- _The problem_
Tally the lines containing the word "title" and give the total alone.

- _Records to use_
-- BEGIN --
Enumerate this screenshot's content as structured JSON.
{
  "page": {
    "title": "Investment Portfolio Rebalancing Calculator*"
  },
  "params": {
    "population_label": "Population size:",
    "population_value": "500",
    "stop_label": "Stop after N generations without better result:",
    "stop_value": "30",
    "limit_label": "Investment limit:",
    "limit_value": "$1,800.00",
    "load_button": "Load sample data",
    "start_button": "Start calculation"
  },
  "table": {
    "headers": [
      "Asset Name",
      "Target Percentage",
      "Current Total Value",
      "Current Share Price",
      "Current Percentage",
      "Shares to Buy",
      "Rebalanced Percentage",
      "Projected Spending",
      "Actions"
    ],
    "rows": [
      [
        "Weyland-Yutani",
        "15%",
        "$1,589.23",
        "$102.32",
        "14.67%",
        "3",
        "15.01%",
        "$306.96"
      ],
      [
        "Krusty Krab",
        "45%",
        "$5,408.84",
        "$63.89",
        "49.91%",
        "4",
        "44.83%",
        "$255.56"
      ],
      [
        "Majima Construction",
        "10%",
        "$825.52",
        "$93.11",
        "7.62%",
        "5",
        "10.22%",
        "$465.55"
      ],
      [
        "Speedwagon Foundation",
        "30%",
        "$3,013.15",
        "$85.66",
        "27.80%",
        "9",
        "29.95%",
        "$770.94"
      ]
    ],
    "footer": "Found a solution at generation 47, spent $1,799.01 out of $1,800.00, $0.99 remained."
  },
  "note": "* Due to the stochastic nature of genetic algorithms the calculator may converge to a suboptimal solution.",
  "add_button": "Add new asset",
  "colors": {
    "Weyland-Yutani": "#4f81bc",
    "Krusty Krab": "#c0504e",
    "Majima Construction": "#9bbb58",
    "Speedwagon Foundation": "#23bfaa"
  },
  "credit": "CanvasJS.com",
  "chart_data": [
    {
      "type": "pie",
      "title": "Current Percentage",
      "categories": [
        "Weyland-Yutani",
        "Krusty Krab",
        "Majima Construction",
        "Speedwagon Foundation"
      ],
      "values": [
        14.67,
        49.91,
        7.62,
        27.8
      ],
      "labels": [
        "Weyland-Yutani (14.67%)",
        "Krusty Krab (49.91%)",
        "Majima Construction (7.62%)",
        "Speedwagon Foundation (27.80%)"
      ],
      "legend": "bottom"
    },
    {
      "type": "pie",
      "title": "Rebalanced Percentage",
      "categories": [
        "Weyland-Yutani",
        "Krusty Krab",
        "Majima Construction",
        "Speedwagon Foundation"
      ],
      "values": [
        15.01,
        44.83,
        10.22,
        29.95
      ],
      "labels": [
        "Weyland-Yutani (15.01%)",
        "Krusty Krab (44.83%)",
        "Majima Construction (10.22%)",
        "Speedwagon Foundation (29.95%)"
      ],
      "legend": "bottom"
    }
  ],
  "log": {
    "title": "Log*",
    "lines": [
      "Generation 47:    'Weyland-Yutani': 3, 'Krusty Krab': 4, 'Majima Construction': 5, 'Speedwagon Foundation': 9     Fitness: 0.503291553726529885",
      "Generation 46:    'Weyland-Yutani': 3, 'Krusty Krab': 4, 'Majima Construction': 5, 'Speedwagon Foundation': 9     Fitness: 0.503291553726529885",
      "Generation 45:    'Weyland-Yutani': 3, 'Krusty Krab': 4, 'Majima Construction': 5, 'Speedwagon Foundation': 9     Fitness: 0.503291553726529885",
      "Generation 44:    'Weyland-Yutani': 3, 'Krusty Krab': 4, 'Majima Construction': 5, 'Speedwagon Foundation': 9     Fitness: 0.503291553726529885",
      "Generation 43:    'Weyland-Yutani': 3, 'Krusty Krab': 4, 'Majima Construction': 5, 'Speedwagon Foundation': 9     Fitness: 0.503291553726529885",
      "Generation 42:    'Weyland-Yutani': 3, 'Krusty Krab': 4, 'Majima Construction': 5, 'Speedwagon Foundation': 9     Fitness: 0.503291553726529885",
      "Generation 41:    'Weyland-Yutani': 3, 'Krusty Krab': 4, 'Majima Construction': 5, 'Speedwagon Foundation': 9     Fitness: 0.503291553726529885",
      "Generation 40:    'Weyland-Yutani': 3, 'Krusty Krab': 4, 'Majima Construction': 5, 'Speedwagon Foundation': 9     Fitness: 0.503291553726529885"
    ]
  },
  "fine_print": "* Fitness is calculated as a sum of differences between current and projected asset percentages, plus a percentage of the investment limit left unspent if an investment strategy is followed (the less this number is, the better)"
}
-- END --
- _Result_
4